Problem statement » Go through the data below. List every line that holds the word "Engineering".

Data for processing »
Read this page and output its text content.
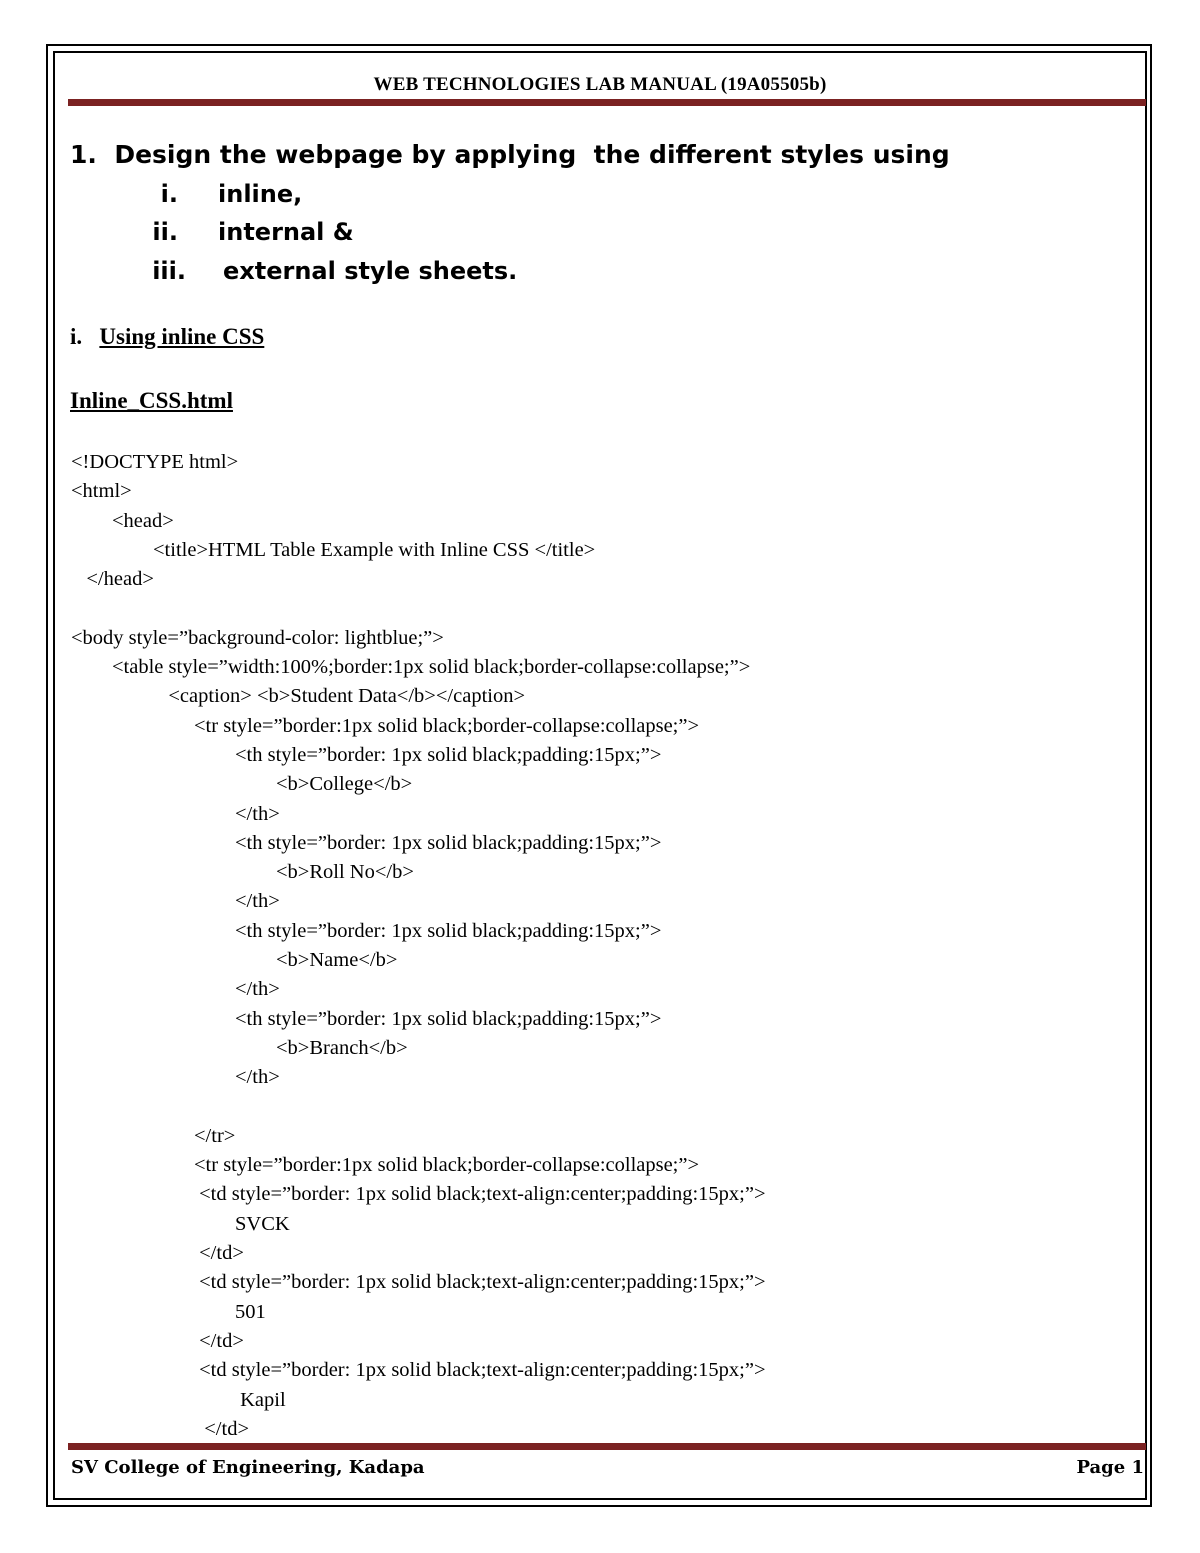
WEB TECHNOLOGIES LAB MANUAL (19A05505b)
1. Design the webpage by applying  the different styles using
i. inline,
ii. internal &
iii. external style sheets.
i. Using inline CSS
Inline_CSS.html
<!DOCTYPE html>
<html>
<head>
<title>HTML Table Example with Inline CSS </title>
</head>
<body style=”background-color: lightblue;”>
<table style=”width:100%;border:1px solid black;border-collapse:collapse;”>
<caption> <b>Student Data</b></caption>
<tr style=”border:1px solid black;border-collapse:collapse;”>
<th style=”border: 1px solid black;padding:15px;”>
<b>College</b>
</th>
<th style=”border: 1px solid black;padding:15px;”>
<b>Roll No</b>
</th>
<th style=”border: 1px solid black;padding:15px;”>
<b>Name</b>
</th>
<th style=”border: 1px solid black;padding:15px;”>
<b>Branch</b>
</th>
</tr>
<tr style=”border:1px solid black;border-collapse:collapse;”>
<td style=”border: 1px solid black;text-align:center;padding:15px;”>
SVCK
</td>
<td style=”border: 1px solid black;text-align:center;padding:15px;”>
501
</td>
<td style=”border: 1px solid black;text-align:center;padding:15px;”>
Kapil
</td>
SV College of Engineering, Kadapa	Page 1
* * *
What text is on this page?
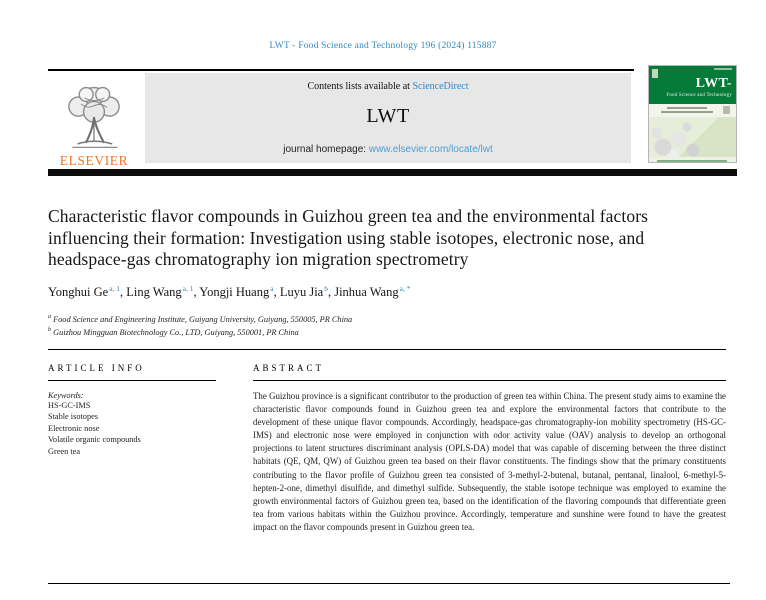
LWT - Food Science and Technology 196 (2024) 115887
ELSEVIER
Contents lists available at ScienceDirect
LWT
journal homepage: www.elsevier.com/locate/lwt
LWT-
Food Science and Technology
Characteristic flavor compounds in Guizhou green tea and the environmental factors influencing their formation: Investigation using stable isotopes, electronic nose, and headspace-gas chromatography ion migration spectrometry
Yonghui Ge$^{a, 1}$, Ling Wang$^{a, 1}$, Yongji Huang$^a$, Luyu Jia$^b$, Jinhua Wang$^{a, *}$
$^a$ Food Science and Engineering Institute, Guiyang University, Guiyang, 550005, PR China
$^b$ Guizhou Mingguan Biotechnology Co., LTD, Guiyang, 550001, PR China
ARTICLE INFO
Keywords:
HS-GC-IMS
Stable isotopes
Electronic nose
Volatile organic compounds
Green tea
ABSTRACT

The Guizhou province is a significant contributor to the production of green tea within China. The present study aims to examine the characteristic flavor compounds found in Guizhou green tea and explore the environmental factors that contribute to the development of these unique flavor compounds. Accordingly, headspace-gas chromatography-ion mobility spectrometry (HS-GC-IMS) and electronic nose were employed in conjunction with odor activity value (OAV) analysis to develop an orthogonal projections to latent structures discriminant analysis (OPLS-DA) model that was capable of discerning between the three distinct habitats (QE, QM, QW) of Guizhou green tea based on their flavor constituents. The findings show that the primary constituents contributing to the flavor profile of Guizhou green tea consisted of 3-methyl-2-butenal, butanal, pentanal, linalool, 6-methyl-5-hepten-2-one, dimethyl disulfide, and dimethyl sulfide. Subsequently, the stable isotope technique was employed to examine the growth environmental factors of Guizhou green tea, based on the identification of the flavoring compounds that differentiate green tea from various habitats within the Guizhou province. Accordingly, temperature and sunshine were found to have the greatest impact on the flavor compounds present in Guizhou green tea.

Final result »
SV College of Engineering, Kadapa	Page 1
$^a$ Food Science and Engineering Institute, Guiyang University, Guiyang, 550005, PR China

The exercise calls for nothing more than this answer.